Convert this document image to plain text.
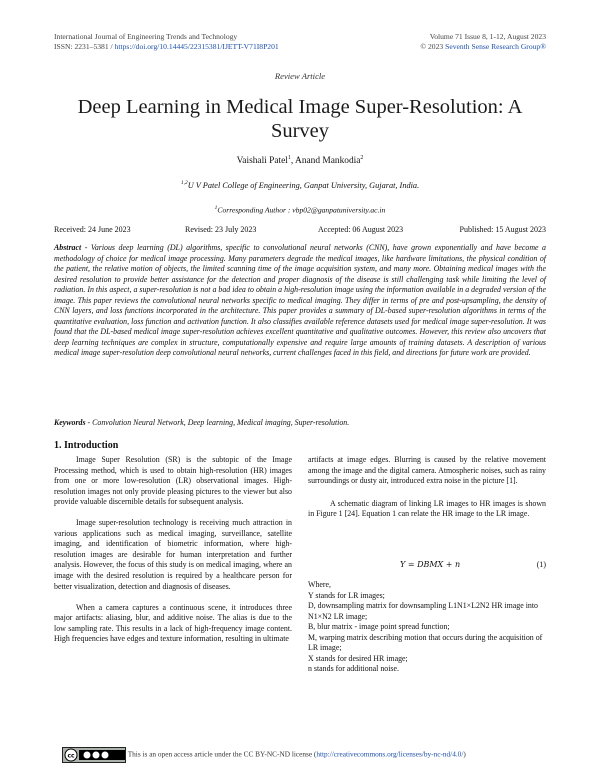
International Journal of Engineering Trends and Technology
ISSN: 2231–5381 / https://doi.org/10.14445/22315381/IJETT-V71I8P201
Volume 71 Issue 8, 1-12, August 2023
© 2023 Seventh Sense Research Group®
Review Article
Deep Learning in Medical Image Super-Resolution: A
Survey
Vaishali Patel$^1$, Anand Mankodia$^2$
$^{1,2}$U V Patel College of Engineering, Ganpat University, Gujarat, India.
$^1$Corresponding Author : vbp02@ganpatuniversity.ac.in
Received: 24 June 2023	Revised: 23 July 2023	Accepted: 06 August 2023	Published: 15 August 2023
Abstract - Various deep learning (DL) algorithms, specific to convolutional neural networks (CNN), have grown exponentially and have become a methodology of choice for medical image processing. Many parameters degrade the medical images, like hardware limitations, the physical condition of the patient, the relative motion of objects, the limited scanning time of the image acquisition system, and many more. Obtaining medical images with the desired resolution to provide better assistance for the detection and proper diagnosis of the disease is still challenging task while limiting the level of radiation. In this aspect, a super-resolution is not a bad idea to obtain a high-resolution image using the information available in a degraded version of the image. This paper reviews the convolutional neural networks specific to medical imaging. They differ in terms of pre and post-upsampling, the density of CNN layers, and loss functions incorporated in the architecture. This paper provides a summary of DL-based super-resolution algorithms in terms of the quantitative evaluation, loss function and activation function. It also classifies available reference datasets used for medical image super-resolution. It was found that the DL-based medical image super-resolution achieves excellent quantitative and qualitative outcomes. However, this review also uncovers that deep learning techniques are complex in structure, computationally expensive and require large amounts of training datasets. A description of various medical image super-resolution deep convolutional neural networks, current challenges faced in this field, and directions for future work are provided.
Keywords - Convolution Neural Network, Deep learning, Medical imaging, Super-resolution.
1. Introduction

Image Super Resolution (SR) is the subtopic of the Image Processing method, which is used to obtain high-resolution (HR) images from one or more low-resolution (LR) observational images. High-resolution images not only provide pleasing pictures to the viewer but also provide valuable discernible details for subsequent analysis.

Image super-resolution technology is receiving much attraction in various applications such as medical imaging, surveillance, satellite imaging, and identification of biometric information, where high-resolution images are desirable for human interpretation and further analysis. However, the focus of this study is on medical imaging, where an image with the desired resolution is required by a healthcare person for better visualization, detection and diagnosis of diseases.

When a camera captures a continuous scene, it introduces three major artifacts: aliasing, blur, and additive noise. The alias is due to the low sampling rate. This results in a lack of high-frequency image content. High frequencies have edges and texture information, resulting in ultimate

artifacts at image edges. Blurring is caused by the relative movement among the image and the digital camera. Atmospheric noises, such as rainy surroundings or dusty air, introduced extra noise in the picture [1].

A schematic diagram of linking LR images to HR images is shown in Figure 1 [24]. Equation 1 can relate the HR image to the LR image.

Y = DBMX + n	(1)
Where,
Y stands for LR images;
D, downsampling matrix for downsampling L1N1×L2N2 HR image into N1×N2 LR image;
B, blur matrix - image point spread function;
M, warping matrix describing motion that occurs during the acquisition of LR image;
X stands for desired HR image;
n stands for additional noise.
cc	This is an open access article under the CC BY-NC-ND license (http://creativecommons.org/licenses/by-nc-nd/4.0/)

> [DIRECTION]:
Without the pictures, repeat all the records word for word.

> [WRITTEN SOLUTION]:
Convert this document image to plain text.
International Journal of Engineering Trends and Technology
ISSN: 2231–5381 / https://doi.org/10.14445/22315381/IJETT-V71I8P201
Volume 71 Issue 8, 1-12, August 2023
© 2023 Seventh Sense Research Group®
Review Article
Deep Learning in Medical Image Super-Resolution: A
Survey
Vaishali Patel$^1$, Anand Mankodia$^2$
$^{1,2}$U V Patel College of Engineering, Ganpat University, Gujarat, India.
$^1$Corresponding Author : vbp02@ganpatuniversity.ac.in
Received: 24 June 2023	Revised: 23 July 2023	Accepted: 06 August 2023	Published: 15 August 2023
Abstract - Various deep learning (DL) algorithms, specific to convolutional neural networks (CNN), have grown exponentially and have become a methodology of choice for medical image processing. Many parameters degrade the medical images, like hardware limitations, the physical condition of the patient, the relative motion of objects, the limited scanning time of the image acquisition system, and many more. Obtaining medical images with the desired resolution to provide better assistance for the detection and proper diagnosis of the disease is still challenging task while limiting the level of radiation. In this aspect, a super-resolution is not a bad idea to obtain a high-resolution image using the information available in a degraded version of the image. This paper reviews the convolutional neural networks specific to medical imaging. They differ in terms of pre and post-upsampling, the density of CNN layers, and loss functions incorporated in the architecture. This paper provides a summary of DL-based super-resolution algorithms in terms of the quantitative evaluation, loss function and activation function. It also classifies available reference datasets used for medical image super-resolution. It was found that the DL-based medical image super-resolution achieves excellent quantitative and qualitative outcomes. However, this review also uncovers that deep learning techniques are complex in structure, computationally expensive and require large amounts of training datasets. A description of various medical image super-resolution deep convolutional neural networks, current challenges faced in this field, and directions for future work are provided.
Keywords - Convolution Neural Network, Deep learning, Medical imaging, Super-resolution.
1. Introduction

Image Super Resolution (SR) is the subtopic of the Image Processing method, which is used to obtain high-resolution (HR) images from one or more low-resolution (LR) observational images. High-resolution images not only provide pleasing pictures to the viewer but also provide valuable discernible details for subsequent analysis.

Image super-resolution technology is receiving much attraction in various applications such as medical imaging, surveillance, satellite imaging, and identification of biometric information, where high-resolution images are desirable for human interpretation and further analysis. However, the focus of this study is on medical imaging, where an image with the desired resolution is required by a healthcare person for better visualization, detection and diagnosis of diseases.

When a camera captures a continuous scene, it introduces three major artifacts: aliasing, blur, and additive noise. The alias is due to the low sampling rate. This results in a lack of high-frequency image content. High frequencies have edges and texture information, resulting in ultimate

artifacts at image edges. Blurring is caused by the relative movement among the image and the digital camera. Atmospheric noises, such as rainy surroundings or dusty air, introduced extra noise in the picture [1].

A schematic diagram of linking LR images to HR images is shown in Figure 1 [24]. Equation 1 can relate the HR image to the LR image.

Y = DBMX + n	(1)
Where,
Y stands for LR images;
D, downsampling matrix for downsampling L1N1×L2N2 HR image into N1×N2 LR image;
B, blur matrix - image point spread function;
M, warping matrix describing motion that occurs during the acquisition of LR image;
X stands for desired HR image;
n stands for additional noise.
cc	This is an open access article under the CC BY-NC-ND license (http://creativecommons.org/licenses/by-nc-nd/4.0/)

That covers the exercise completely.